▶ [Given exercise]:
Work out how many lines in the listing below include the word "Manganin"; answer with the number alone.
====================
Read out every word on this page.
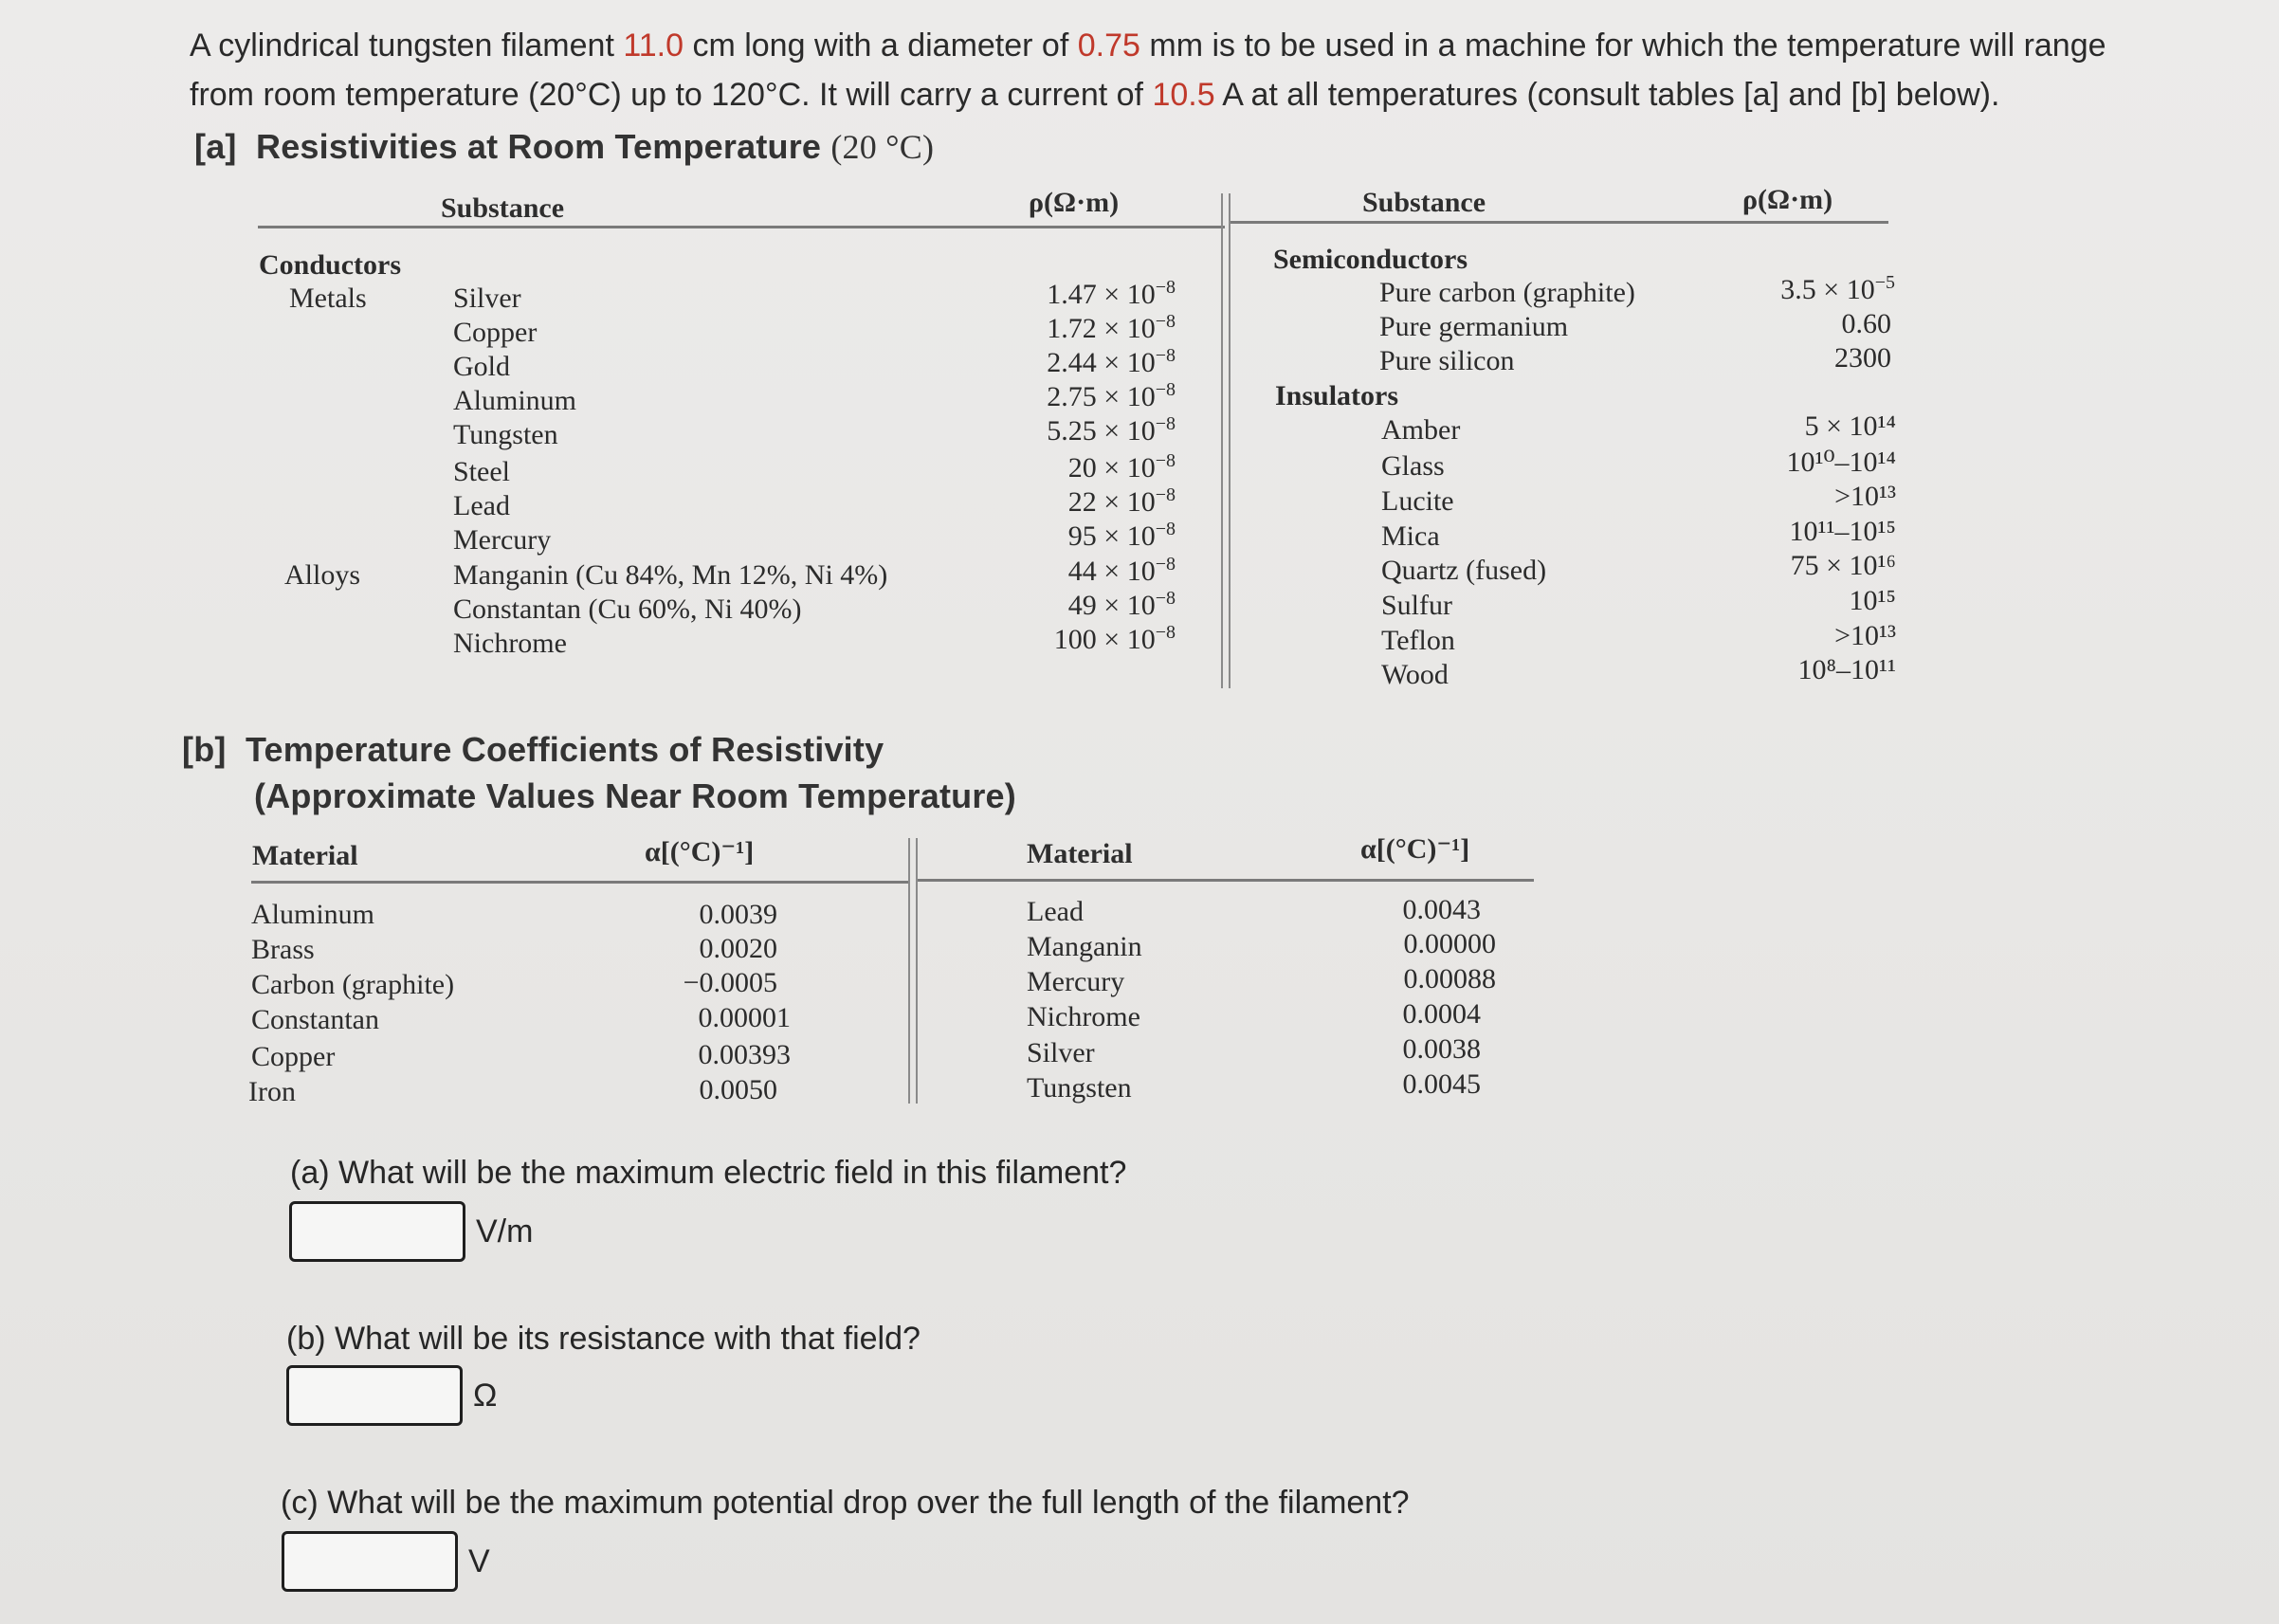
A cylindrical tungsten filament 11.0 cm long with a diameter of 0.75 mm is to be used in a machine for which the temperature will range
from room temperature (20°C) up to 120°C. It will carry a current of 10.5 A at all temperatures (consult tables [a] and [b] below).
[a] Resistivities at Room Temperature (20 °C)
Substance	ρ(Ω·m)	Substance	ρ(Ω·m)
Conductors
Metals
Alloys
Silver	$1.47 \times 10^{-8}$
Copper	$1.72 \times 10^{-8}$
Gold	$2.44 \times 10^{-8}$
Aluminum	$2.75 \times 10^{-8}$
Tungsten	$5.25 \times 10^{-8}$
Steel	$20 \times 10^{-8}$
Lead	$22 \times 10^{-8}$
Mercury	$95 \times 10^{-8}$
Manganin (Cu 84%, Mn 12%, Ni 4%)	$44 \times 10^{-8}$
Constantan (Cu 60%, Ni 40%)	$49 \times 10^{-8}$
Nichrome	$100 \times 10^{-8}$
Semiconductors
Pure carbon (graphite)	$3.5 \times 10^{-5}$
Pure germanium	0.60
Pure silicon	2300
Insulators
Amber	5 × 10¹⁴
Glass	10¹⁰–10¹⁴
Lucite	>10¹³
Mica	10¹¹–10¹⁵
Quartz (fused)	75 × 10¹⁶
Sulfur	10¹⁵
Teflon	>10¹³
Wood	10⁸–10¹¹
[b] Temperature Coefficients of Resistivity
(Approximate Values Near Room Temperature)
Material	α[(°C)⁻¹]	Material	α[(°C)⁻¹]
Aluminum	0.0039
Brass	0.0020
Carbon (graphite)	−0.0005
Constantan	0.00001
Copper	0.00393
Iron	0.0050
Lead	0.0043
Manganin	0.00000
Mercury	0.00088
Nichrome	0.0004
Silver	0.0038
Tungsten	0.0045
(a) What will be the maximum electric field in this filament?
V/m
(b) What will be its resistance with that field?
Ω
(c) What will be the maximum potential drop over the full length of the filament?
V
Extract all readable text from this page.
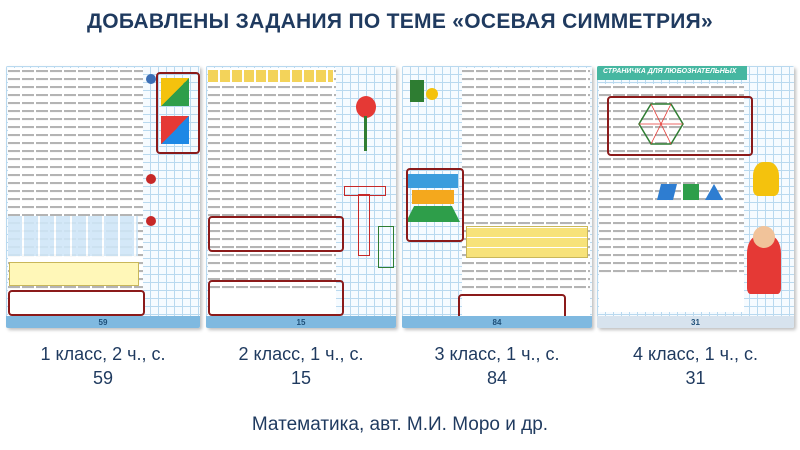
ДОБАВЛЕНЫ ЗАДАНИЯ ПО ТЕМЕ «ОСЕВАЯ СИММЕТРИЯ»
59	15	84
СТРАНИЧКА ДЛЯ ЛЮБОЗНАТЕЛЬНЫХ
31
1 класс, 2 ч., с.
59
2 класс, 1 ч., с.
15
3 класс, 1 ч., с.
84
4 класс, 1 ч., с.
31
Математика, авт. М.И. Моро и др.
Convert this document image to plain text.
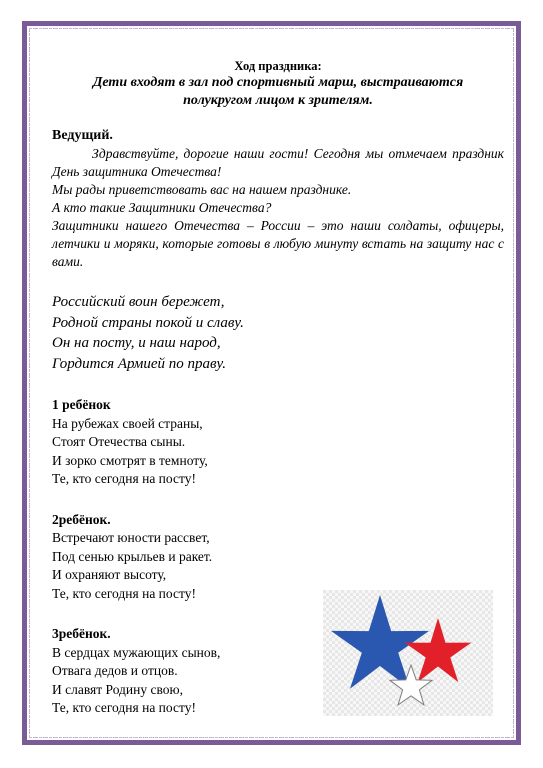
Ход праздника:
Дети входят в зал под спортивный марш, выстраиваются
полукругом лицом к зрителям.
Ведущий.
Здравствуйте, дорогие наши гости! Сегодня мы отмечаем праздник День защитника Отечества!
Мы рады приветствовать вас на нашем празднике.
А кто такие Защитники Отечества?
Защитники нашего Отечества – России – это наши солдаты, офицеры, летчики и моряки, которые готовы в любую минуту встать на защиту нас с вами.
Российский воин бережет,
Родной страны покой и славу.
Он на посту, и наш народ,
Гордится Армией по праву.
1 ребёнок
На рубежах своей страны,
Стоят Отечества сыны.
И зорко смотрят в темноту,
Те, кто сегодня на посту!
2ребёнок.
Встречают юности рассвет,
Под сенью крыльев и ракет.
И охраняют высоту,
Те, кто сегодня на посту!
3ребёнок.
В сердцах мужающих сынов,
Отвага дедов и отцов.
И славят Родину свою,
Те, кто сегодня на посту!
====================
▶ [Problem solution]:
2